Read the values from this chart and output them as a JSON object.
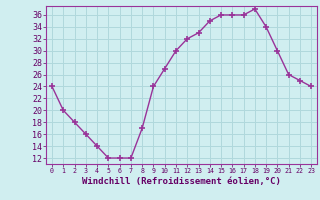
{
  "x": [
    0,
    1,
    2,
    3,
    4,
    5,
    6,
    7,
    8,
    9,
    10,
    11,
    12,
    13,
    14,
    15,
    16,
    17,
    18,
    19,
    20,
    21,
    22,
    23
  ],
  "y": [
    24,
    20,
    18,
    16,
    14,
    12,
    12,
    12,
    17,
    24,
    27,
    30,
    32,
    33,
    35,
    36,
    36,
    36,
    37,
    34,
    30,
    26,
    25,
    24
  ],
  "line_color": "#993399",
  "marker": "+",
  "marker_size": 4,
  "marker_linewidth": 1.2,
  "line_width": 1.0,
  "xlabel": "Windchill (Refroidissement éolien,°C)",
  "xlabel_fontsize": 6.5,
  "ylabel_ticks": [
    12,
    14,
    16,
    18,
    20,
    22,
    24,
    26,
    28,
    30,
    32,
    34,
    36
  ],
  "ytick_fontsize": 6,
  "xtick_fontsize": 4.8,
  "xlim": [
    -0.5,
    23.5
  ],
  "ylim": [
    11,
    37.5
  ],
  "bg_color": "#d0eef0",
  "grid_color": "#b0d8dc",
  "spine_color": "#993399",
  "label_color": "#660066"
}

> [Work instructions]:
Print out every entry above without changing a word, and leave out the pictures.

> [The completed task]:
Read the values from this chart and output them as a JSON object.
{
  "x": [
    0,
    1,
    2,
    3,
    4,
    5,
    6,
    7,
    8,
    9,
    10,
    11,
    12,
    13,
    14,
    15,
    16,
    17,
    18,
    19,
    20,
    21,
    22,
    23
  ],
  "y": [
    24,
    20,
    18,
    16,
    14,
    12,
    12,
    12,
    17,
    24,
    27,
    30,
    32,
    33,
    35,
    36,
    36,
    36,
    37,
    34,
    30,
    26,
    25,
    24
  ],
  "line_color": "#993399",
  "marker": "+",
  "marker_size": 4,
  "marker_linewidth": 1.2,
  "line_width": 1.0,
  "xlabel": "Windchill (Refroidissement éolien,°C)",
  "xlabel_fontsize": 6.5,
  "ylabel_ticks": [
    12,
    14,
    16,
    18,
    20,
    22,
    24,
    26,
    28,
    30,
    32,
    34,
    36
  ],
  "ytick_fontsize": 6,
  "xtick_fontsize": 4.8,
  "xlim": [
    -0.5,
    23.5
  ],
  "ylim": [
    11,
    37.5
  ],
  "bg_color": "#d0eef0",
  "grid_color": "#b0d8dc",
  "spine_color": "#993399",
  "label_color": "#660066"
}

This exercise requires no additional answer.